§ **TASK PROMPT**
Scan the data. Collect each line that contains the word "developer".

---------- ENTRIES PROVIDED ----------

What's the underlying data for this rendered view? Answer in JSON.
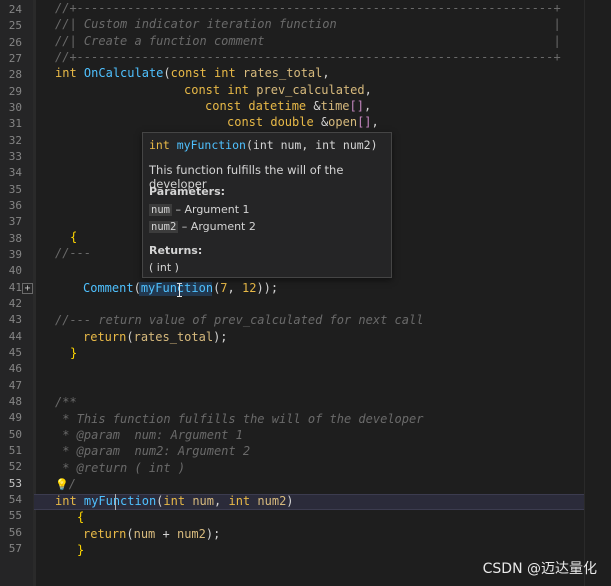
{
  "gutter": {
    "line_numbers": [
      "24",
      "25",
      "26",
      "27",
      "28",
      "29",
      "30",
      "31",
      "32",
      "33",
      "34",
      "35",
      "36",
      "37",
      "38",
      "39",
      "40",
      "41",
      "42",
      "43",
      "44",
      "45",
      "46",
      "47",
      "48",
      "49",
      "50",
      "51",
      "52",
      "53",
      "54",
      "55",
      "56",
      "57"
    ],
    "current_line": "53",
    "fold_symbol": "+"
  },
  "code": {
    "l24": "//+------------------------------------------------------------------+",
    "l25": "//| Custom indicator iteration function                              |",
    "l26": "//| Create a function comment                                        |",
    "l27": "//+------------------------------------------------------------------+",
    "l28_kw": "int",
    "l28_fn": "OnCalculate",
    "l28_p1": "(",
    "l28_kw2": "const int",
    "l28_id": "rates_total",
    "l28_p2": ",",
    "l29_kw": "const int",
    "l29_id": "prev_calculated",
    "l29_p": ",",
    "l30_kw": "const datetime",
    "l30_amp": "&",
    "l30_id": "time",
    "l30_br": "[]",
    "l30_p": ",",
    "l31_kw": "const double",
    "l31_amp": "&",
    "l31_id": "open",
    "l31_br": "[]",
    "l31_p": ",",
    "l37": "{",
    "l38": "//---",
    "l40_fn": "Comment",
    "l40_p1": "(",
    "l40_fn2": "myFunction",
    "l40_p2": "(",
    "l40_n1": "7",
    "l40_p3": ", ",
    "l40_n2": "12",
    "l40_p4": "));",
    "l42": "//--- return value of prev_calculated for next call",
    "l43_kw": "return",
    "l43_p1": "(",
    "l43_id": "rates_total",
    "l43_p2": ");",
    "l44": "}",
    "l47": "/**",
    "l48": " * This function fulfills the will of the developer",
    "l49": " * @param  num: Argument 1",
    "l50": " * @param  num2: Argument 2",
    "l51": " * @return ( int )",
    "l52_bulb": "💡",
    "l52": "/",
    "l53_kw": "int",
    "l53_fn": "myFunction",
    "l53_p1": "(",
    "l53_kw2": "int",
    "l53_id1": "num",
    "l53_p2": ", ",
    "l53_kw3": "int",
    "l53_id2": "num2",
    "l53_p3": ")",
    "l54": "{",
    "l55_kw": "return",
    "l55_p1": "(",
    "l55_id1": "num",
    "l55_op": " + ",
    "l55_id2": "num2",
    "l55_p2": ");",
    "l56": "}"
  },
  "tooltip": {
    "sig_kw": "int",
    "sig_fn": "myFunction",
    "sig_rest": "(int num, int num2)",
    "description": "This function fulfills the will of the developer",
    "params_heading": "Parameters:",
    "param1_name": "num",
    "param1_desc": " – Argument 1",
    "param2_name": "num2",
    "param2_desc": " – Argument 2",
    "returns_heading": "Returns:",
    "returns_value": "( int )"
  },
  "watermark": "CSDN @迈达量化",
  "colors": {
    "keyword": "#e8b947",
    "function": "#4fc1ff",
    "identifier": "#d7ba7d",
    "comment": "#6a6a6a",
    "background": "#1e1e1e"
  }
}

----------

§ **TASK SOLUTION**
    "l48": " * This function fulfills the will of the developer",
    "description": "This function fulfills the will of the developer",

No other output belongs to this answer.